What you have to do |
Only the pictures stay out; every record is to be quoted exactly.

Data shown |
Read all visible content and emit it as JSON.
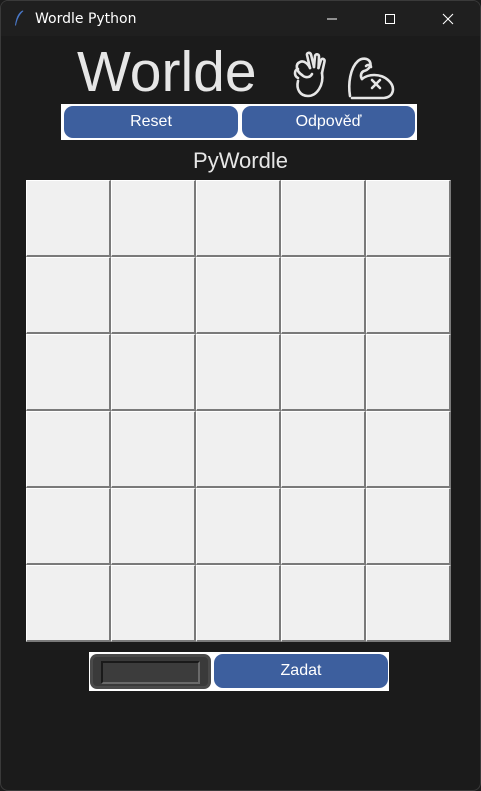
{
  "window": {
    "title": "Wordle Python",
    "icon": "feather-icon",
    "controls": [
      "minimize-icon",
      "maximize-icon",
      "close-icon"
    ]
  },
  "header": {
    "title": "Worlde",
    "icons": [
      "ok-hand-icon",
      "flexed-biceps-icon"
    ]
  },
  "buttons": {
    "reset_label": "Reset",
    "answer_label": "Odpověď"
  },
  "subtitle": "PyWordle",
  "board": {
    "rows": 6,
    "columns": 5,
    "cells": [
      [
        "",
        "",
        "",
        "",
        ""
      ],
      [
        "",
        "",
        "",
        "",
        ""
      ],
      [
        "",
        "",
        "",
        "",
        ""
      ],
      [
        "",
        "",
        "",
        "",
        ""
      ],
      [
        "",
        "",
        "",
        "",
        ""
      ],
      [
        "",
        "",
        "",
        "",
        ""
      ]
    ]
  },
  "entry": {
    "value": "",
    "submit_label": "Zadat"
  },
  "colors": {
    "background": "#1b1b1b",
    "button_blue": "#3d5f9e",
    "cell": "#f0f0f0",
    "title_text": "#e6e6e6"
  }
}
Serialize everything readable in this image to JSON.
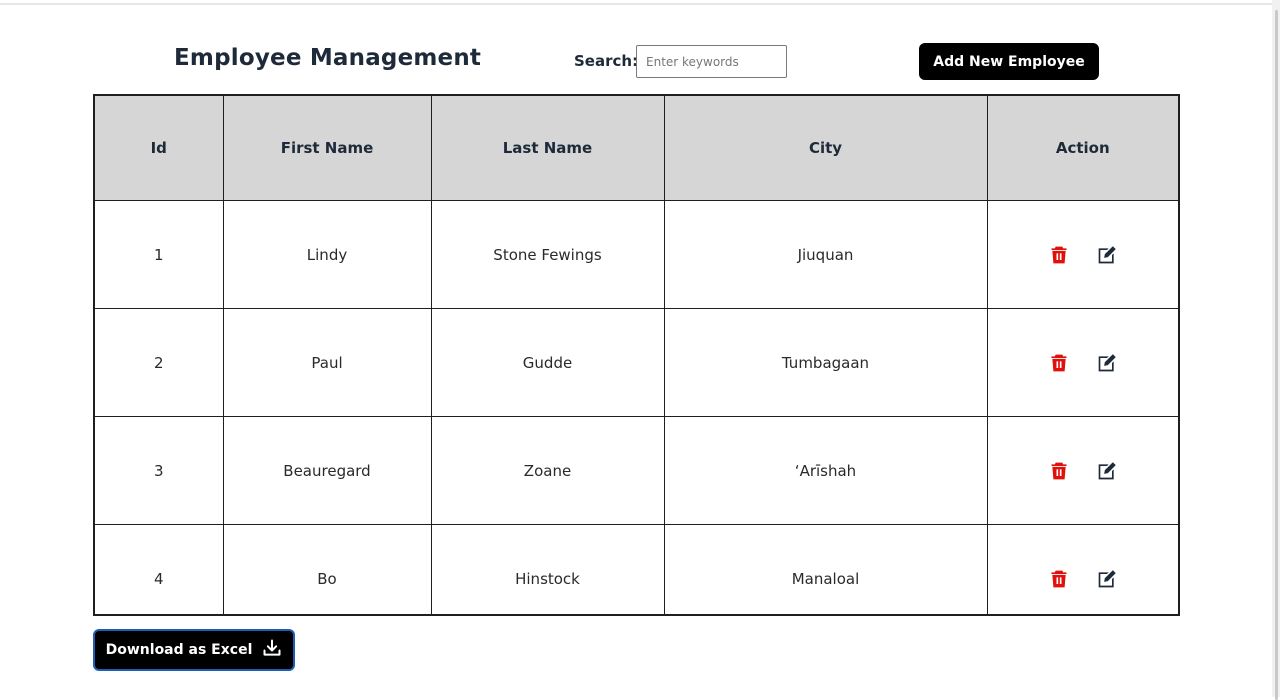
{
  "header": {
    "title": "Employee Management",
    "search_label": "Search:",
    "search_placeholder": "Enter keywords",
    "search_value": "",
    "add_button_label": "Add New Employee"
  },
  "table": {
    "columns": [
      "Id",
      "First Name",
      "Last Name",
      "City",
      "Action"
    ],
    "rows": [
      {
        "id": "1",
        "first_name": "Lindy",
        "last_name": "Stone Fewings",
        "city": "Jiuquan"
      },
      {
        "id": "2",
        "first_name": "Paul",
        "last_name": "Gudde",
        "city": "Tumbagaan"
      },
      {
        "id": "3",
        "first_name": "Beauregard",
        "last_name": "Zoane",
        "city": "‘Arīshah"
      },
      {
        "id": "4",
        "first_name": "Bo",
        "last_name": "Hinstock",
        "city": "Manaloal"
      }
    ],
    "row_actions": [
      "delete-icon",
      "edit-icon"
    ]
  },
  "footer": {
    "download_label": "Download as Excel",
    "download_icon": "download-icon"
  },
  "colors": {
    "delete_icon": "#e0110b",
    "edit_icon": "#1e2a3a",
    "header_bg": "#d6d6d6",
    "button_bg": "#000000",
    "focus_ring": "#1d5fb5"
  }
}
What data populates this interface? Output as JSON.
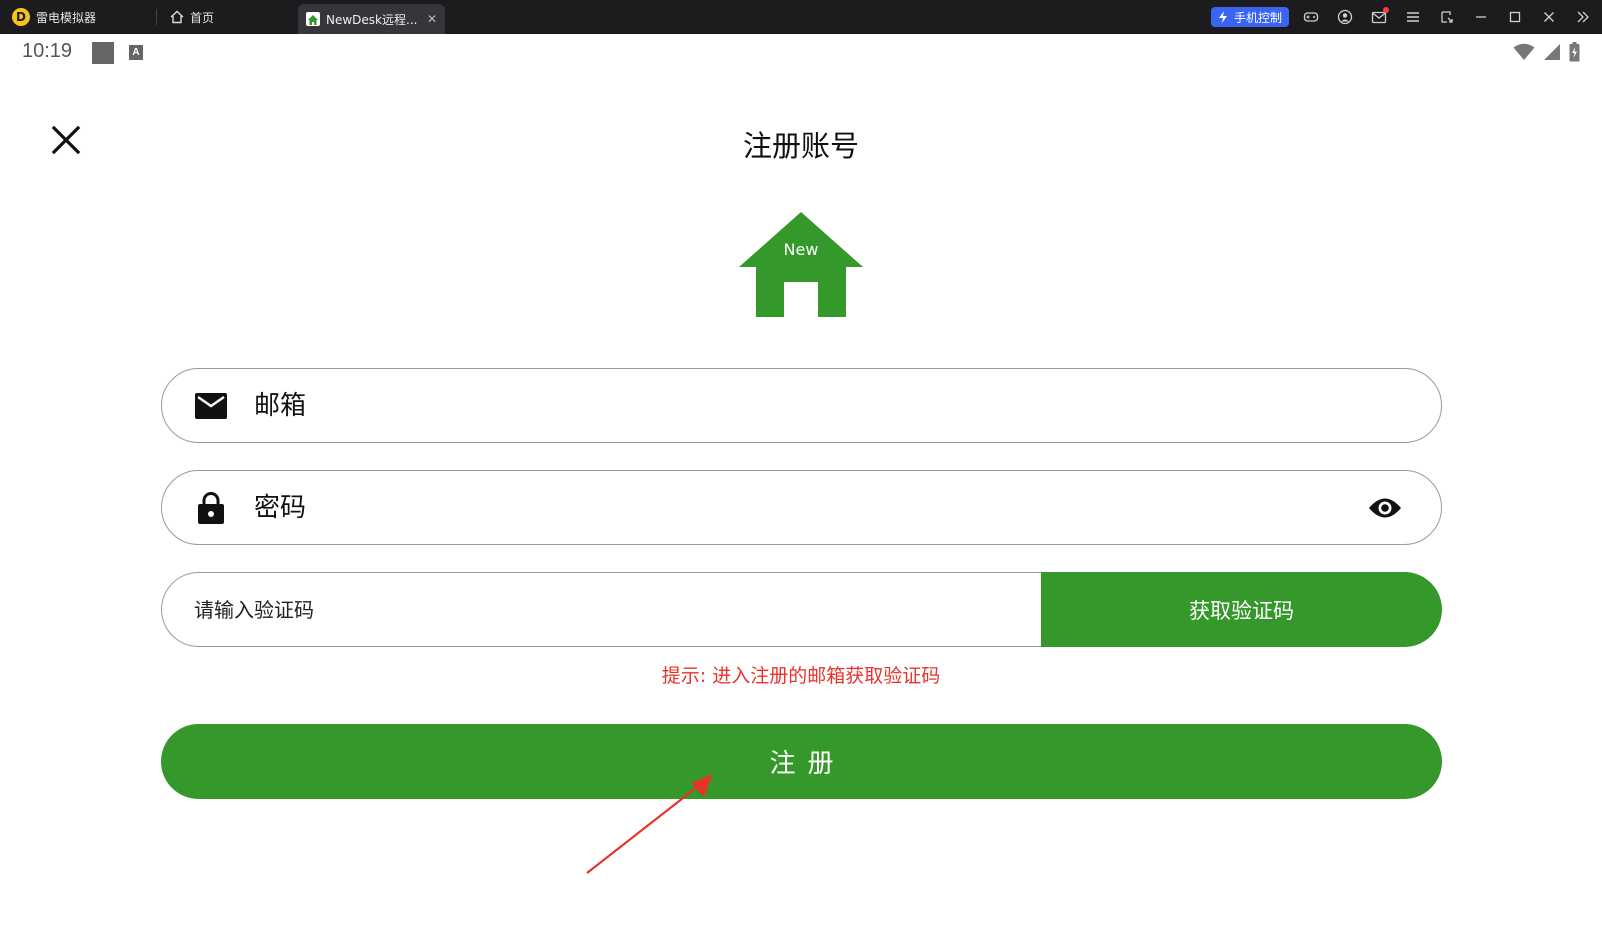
{
  "emulator": {
    "app_name": "雷电模拟器",
    "tabs": [
      {
        "label": "首页"
      },
      {
        "label": "NewDesk远程..."
      }
    ],
    "phone_control_label": "手机控制"
  },
  "status_bar": {
    "time": "10:19",
    "input_indicator": "A"
  },
  "page": {
    "title": "注册账号",
    "logo_text": "New",
    "email_placeholder": "邮箱",
    "password_placeholder": "密码",
    "code_placeholder": "请输入验证码",
    "get_code_label": "获取验证码",
    "hint": "提示: 进入注册的邮箱获取验证码",
    "register_label": "注册"
  },
  "colors": {
    "brand_green": "#35982a",
    "hint_red": "#e8322c",
    "annotation_arrow": "#e8322c",
    "phone_control_blue": "#3a64f2"
  }
}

Final result |
Read all visible content and emit it as JSON.
{
  "window": {
    "title": "Wordle Python",
    "icon": "feather-icon",
    "controls": [
      "minimize-icon",
      "maximize-icon",
      "close-icon"
    ]
  },
  "header": {
    "title": "Worlde",
    "icons": [
      "ok-hand-icon",
      "flexed-biceps-icon"
    ]
  },
  "buttons": {
    "reset_label": "Reset",
    "answer_label": "Odpověď"
  },
  "subtitle": "PyWordle",
  "board": {
    "rows": 6,
    "columns": 5,
    "cells": [
      [
        "",
        "",
        "",
        "",
        ""
      ],
      [
        "",
        "",
        "",
        "",
        ""
      ],
      [
        "",
        "",
        "",
        "",
        ""
      ],
      [
        "",
        "",
        "",
        "",
        ""
      ],
      [
        "",
        "",
        "",
        "",
        ""
      ],
      [
        "",
        "",
        "",
        "",
        ""
      ]
    ]
  },
  "entry": {
    "value": "",
    "submit_label": "Zadat"
  },
  "colors": {
    "background": "#1b1b1b",
    "button_blue": "#3d5f9e",
    "cell": "#f0f0f0",
    "title_text": "#e6e6e6"
  }
}
Serialize everything readable in this image to JSON.
{
  "header": {
    "title": "Employee Management",
    "search_label": "Search:",
    "search_placeholder": "Enter keywords",
    "search_value": "",
    "add_button_label": "Add New Employee"
  },
  "table": {
    "columns": [
      "Id",
      "First Name",
      "Last Name",
      "City",
      "Action"
    ],
    "rows": [
      {
        "id": "1",
        "first_name": "Lindy",
        "last_name": "Stone Fewings",
        "city": "Jiuquan"
      },
      {
        "id": "2",
        "first_name": "Paul",
        "last_name": "Gudde",
        "city": "Tumbagaan"
      },
      {
        "id": "3",
        "first_name": "Beauregard",
        "last_name": "Zoane",
        "city": "‘Arīshah"
      },
      {
        "id": "4",
        "first_name": "Bo",
        "last_name": "Hinstock",
        "city": "Manaloal"
      }
    ],
    "row_actions": [
      "delete-icon",
      "edit-icon"
    ]
  },
  "footer": {
    "download_label": "Download as Excel",
    "download_icon": "download-icon"
  },
  "colors": {
    "delete_icon": "#e0110b",
    "edit_icon": "#1e2a3a",
    "header_bg": "#d6d6d6",
    "button_bg": "#000000",
    "focus_ring": "#1d5fb5"
  }
}
What data populates this interface? Output as JSON.
{
  "emulator": {
    "app_name": "雷电模拟器",
    "tabs": [
      {
        "label": "首页"
      },
      {
        "label": "NewDesk远程..."
      }
    ],
    "phone_control_label": "手机控制"
  },
  "status_bar": {
    "time": "10:19",
    "input_indicator": "A"
  },
  "page": {
    "title": "注册账号",
    "logo_text": "New",
    "email_placeholder": "邮箱",
    "password_placeholder": "密码",
    "code_placeholder": "请输入验证码",
    "get_code_label": "获取验证码",
    "hint": "提示: 进入注册的邮箱获取验证码",
    "register_label": "注册"
  },
  "colors": {
    "brand_green": "#35982a",
    "hint_red": "#e8322c",
    "annotation_arrow": "#e8322c",
    "phone_control_blue": "#3a64f2"
  }
}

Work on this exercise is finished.